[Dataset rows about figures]
****************************************
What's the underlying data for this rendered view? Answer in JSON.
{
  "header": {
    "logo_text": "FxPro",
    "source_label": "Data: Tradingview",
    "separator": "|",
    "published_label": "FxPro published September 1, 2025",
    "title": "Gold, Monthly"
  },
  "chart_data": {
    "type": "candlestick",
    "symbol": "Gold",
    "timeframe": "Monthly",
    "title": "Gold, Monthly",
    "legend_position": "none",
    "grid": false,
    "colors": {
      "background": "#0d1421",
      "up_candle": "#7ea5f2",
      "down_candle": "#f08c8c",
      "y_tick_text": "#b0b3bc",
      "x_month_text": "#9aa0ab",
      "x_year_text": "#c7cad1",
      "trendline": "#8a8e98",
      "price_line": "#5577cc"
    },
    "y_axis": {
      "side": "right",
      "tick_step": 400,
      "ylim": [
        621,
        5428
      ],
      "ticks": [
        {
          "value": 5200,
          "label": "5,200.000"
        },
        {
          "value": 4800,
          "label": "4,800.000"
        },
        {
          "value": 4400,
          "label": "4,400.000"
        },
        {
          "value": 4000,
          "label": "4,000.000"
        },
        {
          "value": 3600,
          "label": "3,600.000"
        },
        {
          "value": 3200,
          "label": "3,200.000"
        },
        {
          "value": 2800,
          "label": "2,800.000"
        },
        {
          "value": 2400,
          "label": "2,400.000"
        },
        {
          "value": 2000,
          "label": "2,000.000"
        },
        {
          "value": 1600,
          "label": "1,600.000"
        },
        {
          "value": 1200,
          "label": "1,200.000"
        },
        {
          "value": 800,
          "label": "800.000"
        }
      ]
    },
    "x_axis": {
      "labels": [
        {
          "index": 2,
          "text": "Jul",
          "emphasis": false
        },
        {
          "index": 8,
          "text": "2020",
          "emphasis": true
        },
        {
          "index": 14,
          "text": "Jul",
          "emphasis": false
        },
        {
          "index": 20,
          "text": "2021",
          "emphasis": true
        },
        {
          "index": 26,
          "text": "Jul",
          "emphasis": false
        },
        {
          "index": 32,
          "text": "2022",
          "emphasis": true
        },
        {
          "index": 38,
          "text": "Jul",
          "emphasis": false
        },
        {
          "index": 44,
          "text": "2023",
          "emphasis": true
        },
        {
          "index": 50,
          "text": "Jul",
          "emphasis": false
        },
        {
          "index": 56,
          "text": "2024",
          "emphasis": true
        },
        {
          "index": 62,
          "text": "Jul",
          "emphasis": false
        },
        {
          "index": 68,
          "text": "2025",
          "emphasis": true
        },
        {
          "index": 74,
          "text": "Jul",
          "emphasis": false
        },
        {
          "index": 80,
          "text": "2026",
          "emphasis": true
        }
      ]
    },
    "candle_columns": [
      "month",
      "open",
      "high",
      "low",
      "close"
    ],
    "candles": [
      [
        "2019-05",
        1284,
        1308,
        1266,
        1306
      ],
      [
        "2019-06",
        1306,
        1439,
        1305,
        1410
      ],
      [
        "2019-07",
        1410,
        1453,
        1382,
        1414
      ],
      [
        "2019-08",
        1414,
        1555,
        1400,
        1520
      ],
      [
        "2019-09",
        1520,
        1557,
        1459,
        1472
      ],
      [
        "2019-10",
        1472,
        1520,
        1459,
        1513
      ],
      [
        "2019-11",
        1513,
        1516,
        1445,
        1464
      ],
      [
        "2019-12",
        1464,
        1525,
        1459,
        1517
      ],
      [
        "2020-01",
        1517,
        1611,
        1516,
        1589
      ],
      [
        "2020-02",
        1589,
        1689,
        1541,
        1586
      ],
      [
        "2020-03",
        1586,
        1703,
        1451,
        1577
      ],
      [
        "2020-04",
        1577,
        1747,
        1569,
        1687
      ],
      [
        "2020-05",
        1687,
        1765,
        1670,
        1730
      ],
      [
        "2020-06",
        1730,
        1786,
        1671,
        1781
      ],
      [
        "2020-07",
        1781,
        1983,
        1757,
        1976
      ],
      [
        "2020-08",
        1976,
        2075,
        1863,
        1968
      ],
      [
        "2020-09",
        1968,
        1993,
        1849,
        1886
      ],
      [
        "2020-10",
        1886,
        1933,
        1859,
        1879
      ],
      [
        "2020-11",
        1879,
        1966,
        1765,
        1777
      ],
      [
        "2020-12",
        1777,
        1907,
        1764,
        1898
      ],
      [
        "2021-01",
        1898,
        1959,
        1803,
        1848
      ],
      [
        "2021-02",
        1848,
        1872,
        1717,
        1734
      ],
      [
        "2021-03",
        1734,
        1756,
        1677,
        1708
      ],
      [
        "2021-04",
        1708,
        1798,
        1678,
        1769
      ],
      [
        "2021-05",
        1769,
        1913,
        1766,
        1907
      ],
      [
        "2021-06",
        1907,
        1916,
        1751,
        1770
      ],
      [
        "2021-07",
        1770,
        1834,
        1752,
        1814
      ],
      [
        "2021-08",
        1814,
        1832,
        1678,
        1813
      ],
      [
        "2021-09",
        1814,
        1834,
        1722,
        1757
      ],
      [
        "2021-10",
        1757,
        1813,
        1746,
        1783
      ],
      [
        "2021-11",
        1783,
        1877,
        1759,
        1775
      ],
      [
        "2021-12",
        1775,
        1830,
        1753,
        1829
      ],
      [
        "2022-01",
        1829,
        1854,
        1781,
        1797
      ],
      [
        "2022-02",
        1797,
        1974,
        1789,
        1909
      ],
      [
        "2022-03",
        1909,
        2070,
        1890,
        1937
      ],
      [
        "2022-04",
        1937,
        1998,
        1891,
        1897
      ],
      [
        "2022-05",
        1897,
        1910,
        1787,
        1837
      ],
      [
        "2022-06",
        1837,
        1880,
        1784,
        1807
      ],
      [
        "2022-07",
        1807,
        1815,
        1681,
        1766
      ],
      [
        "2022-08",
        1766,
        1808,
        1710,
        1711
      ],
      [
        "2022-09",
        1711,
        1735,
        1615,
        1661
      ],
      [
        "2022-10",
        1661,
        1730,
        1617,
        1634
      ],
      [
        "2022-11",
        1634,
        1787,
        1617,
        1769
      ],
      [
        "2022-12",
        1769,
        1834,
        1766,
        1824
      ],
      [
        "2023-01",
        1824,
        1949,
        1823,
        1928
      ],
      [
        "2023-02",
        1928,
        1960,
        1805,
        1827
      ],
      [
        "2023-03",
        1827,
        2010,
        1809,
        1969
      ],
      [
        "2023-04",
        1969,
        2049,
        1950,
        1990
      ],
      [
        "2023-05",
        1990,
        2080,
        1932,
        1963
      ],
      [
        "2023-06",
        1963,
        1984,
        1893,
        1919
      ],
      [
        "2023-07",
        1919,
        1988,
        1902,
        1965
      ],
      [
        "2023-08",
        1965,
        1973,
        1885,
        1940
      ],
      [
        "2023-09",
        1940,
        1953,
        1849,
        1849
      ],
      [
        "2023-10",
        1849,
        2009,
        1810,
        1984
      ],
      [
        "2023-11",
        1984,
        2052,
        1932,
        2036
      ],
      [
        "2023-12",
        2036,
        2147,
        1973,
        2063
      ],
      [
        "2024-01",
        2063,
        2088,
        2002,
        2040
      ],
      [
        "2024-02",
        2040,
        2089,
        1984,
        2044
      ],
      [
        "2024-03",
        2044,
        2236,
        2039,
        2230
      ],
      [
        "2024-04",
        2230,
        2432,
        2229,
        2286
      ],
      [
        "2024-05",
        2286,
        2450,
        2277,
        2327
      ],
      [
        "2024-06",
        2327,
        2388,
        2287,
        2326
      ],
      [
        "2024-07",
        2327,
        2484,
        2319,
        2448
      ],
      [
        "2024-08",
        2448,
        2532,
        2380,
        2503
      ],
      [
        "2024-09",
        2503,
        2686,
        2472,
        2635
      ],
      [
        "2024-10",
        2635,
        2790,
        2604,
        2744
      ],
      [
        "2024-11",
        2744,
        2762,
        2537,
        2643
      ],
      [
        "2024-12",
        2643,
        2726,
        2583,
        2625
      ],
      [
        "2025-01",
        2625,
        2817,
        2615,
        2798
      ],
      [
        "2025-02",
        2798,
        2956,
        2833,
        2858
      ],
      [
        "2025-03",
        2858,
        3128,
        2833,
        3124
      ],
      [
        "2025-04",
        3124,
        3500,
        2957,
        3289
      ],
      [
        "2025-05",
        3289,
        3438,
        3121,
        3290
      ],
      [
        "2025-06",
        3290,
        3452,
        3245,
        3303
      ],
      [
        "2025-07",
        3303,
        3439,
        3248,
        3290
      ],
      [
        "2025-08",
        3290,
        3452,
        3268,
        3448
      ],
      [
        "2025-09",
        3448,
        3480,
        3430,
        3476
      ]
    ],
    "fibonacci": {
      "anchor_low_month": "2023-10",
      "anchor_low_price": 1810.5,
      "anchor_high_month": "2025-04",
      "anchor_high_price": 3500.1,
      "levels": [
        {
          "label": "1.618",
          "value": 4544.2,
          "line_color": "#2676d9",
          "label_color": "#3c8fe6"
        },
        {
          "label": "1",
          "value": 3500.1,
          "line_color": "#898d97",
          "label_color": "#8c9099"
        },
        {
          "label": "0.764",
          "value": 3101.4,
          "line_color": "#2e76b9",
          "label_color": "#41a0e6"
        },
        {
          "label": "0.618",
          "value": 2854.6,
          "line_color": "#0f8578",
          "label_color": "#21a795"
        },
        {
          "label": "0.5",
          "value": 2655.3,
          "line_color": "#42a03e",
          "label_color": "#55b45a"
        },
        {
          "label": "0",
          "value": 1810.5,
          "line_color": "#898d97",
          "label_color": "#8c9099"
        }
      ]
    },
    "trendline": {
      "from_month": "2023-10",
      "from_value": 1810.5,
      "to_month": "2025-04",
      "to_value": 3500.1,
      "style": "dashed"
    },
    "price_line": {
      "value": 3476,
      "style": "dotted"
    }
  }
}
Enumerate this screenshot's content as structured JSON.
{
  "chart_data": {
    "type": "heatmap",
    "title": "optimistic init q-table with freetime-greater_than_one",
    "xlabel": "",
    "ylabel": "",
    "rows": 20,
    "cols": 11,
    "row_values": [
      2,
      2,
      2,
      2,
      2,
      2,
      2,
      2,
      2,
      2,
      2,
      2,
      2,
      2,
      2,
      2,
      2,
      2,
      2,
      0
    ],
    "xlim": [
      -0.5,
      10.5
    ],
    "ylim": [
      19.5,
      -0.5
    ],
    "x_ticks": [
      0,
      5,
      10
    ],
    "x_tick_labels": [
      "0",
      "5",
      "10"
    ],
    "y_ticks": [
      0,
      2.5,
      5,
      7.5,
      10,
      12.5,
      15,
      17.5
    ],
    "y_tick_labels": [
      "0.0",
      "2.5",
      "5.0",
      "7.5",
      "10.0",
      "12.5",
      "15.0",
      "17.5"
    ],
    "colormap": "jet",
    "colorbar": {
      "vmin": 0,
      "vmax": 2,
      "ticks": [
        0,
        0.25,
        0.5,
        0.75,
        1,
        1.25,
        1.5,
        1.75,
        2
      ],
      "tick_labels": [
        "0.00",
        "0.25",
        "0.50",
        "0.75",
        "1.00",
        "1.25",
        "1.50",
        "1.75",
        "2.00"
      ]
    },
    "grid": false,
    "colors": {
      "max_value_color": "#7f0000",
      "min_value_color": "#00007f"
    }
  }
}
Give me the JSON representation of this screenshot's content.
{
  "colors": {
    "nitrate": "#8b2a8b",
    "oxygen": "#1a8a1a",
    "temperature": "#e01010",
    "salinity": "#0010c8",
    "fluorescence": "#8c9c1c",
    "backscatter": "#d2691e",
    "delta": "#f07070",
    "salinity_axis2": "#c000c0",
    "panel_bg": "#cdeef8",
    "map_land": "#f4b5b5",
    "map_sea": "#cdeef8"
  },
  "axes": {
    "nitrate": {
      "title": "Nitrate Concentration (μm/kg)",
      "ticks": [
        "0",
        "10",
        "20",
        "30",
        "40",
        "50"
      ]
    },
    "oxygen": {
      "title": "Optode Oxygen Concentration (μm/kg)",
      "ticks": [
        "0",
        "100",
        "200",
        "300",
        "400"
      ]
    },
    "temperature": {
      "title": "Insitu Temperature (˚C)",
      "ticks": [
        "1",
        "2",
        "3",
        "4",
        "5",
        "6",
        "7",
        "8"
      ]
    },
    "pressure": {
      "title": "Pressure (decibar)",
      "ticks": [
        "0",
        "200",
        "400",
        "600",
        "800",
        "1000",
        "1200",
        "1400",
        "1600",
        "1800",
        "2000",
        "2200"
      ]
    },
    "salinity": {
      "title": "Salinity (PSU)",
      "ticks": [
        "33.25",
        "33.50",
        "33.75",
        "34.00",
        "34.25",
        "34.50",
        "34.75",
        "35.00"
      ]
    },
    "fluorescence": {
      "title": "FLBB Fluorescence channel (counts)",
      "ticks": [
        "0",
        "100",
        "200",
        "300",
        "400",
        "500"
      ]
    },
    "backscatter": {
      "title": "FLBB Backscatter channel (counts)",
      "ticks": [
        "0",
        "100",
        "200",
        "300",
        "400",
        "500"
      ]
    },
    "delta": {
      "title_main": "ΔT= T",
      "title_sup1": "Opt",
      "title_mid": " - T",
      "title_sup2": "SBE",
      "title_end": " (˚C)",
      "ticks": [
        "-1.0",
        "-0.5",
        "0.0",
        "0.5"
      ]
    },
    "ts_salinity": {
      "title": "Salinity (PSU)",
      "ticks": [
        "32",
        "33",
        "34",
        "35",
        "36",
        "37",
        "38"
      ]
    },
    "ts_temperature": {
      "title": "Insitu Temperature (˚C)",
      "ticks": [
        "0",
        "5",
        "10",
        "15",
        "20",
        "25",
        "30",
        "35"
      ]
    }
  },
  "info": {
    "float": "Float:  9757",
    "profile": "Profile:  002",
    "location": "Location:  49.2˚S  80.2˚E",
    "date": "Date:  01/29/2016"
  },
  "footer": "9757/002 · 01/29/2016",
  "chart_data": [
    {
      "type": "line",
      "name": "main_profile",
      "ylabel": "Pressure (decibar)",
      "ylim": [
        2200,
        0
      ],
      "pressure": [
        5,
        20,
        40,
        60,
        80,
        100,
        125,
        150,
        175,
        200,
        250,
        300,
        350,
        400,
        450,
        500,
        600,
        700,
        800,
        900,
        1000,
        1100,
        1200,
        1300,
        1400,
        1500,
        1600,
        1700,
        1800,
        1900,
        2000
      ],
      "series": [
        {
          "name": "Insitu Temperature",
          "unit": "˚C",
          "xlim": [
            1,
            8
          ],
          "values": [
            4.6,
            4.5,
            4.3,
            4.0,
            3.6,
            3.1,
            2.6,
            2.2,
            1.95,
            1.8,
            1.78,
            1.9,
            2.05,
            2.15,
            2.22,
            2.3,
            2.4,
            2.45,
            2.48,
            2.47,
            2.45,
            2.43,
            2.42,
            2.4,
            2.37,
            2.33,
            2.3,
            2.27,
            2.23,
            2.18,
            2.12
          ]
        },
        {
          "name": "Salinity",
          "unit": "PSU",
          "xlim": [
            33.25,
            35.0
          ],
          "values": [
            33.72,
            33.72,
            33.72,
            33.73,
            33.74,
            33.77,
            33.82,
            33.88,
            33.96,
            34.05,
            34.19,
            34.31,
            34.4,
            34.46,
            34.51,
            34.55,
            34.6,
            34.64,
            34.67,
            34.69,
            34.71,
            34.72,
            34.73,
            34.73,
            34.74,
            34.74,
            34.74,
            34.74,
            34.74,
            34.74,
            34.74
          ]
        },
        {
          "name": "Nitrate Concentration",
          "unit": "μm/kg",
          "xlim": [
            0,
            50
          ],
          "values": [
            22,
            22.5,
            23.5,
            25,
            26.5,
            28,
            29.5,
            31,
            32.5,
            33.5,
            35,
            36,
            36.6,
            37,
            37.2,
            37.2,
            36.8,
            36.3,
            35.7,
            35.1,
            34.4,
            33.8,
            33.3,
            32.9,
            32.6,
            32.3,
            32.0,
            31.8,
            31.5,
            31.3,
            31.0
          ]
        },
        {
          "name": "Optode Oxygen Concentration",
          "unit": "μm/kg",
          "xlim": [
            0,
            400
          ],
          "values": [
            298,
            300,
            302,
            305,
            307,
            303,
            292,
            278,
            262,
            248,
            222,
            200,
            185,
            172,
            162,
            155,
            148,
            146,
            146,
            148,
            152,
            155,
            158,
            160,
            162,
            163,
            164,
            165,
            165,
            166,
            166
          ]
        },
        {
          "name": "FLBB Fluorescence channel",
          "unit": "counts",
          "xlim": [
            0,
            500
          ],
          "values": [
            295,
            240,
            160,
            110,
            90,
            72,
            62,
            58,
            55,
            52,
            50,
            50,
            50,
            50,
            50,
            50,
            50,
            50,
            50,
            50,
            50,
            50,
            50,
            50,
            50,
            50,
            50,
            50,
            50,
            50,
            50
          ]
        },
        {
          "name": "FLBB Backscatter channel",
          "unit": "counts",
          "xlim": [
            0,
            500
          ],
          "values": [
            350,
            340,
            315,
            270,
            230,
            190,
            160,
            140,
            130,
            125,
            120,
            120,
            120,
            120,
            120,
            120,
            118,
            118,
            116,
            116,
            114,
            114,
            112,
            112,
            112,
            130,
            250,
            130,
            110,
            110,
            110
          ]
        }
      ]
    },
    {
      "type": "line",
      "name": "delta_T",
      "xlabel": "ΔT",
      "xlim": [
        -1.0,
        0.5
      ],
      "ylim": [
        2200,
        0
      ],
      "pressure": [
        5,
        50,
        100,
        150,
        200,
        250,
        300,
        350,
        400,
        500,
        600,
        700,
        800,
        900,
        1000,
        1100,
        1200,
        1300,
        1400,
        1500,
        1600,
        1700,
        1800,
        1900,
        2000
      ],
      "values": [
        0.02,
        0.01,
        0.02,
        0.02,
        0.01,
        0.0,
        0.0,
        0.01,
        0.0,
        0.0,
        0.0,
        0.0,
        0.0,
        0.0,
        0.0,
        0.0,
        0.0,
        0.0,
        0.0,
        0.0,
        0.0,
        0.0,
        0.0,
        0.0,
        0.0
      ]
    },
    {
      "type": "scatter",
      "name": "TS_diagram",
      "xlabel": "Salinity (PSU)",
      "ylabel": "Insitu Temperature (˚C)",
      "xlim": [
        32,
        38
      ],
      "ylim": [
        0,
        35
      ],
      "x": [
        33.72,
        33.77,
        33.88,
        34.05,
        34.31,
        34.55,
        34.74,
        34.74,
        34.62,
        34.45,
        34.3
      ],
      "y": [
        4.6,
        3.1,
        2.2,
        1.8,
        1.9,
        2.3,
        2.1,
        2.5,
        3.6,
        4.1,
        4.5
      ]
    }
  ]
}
****************************************
__Aim of the task__.
Go through the entries and return each line where the word "JSON" appears.

__The output__.
What's the underlying data for this rendered view? Answer in JSON.
Enumerate this screenshot's content as structured JSON.
Give me the JSON representation of this screenshot's content.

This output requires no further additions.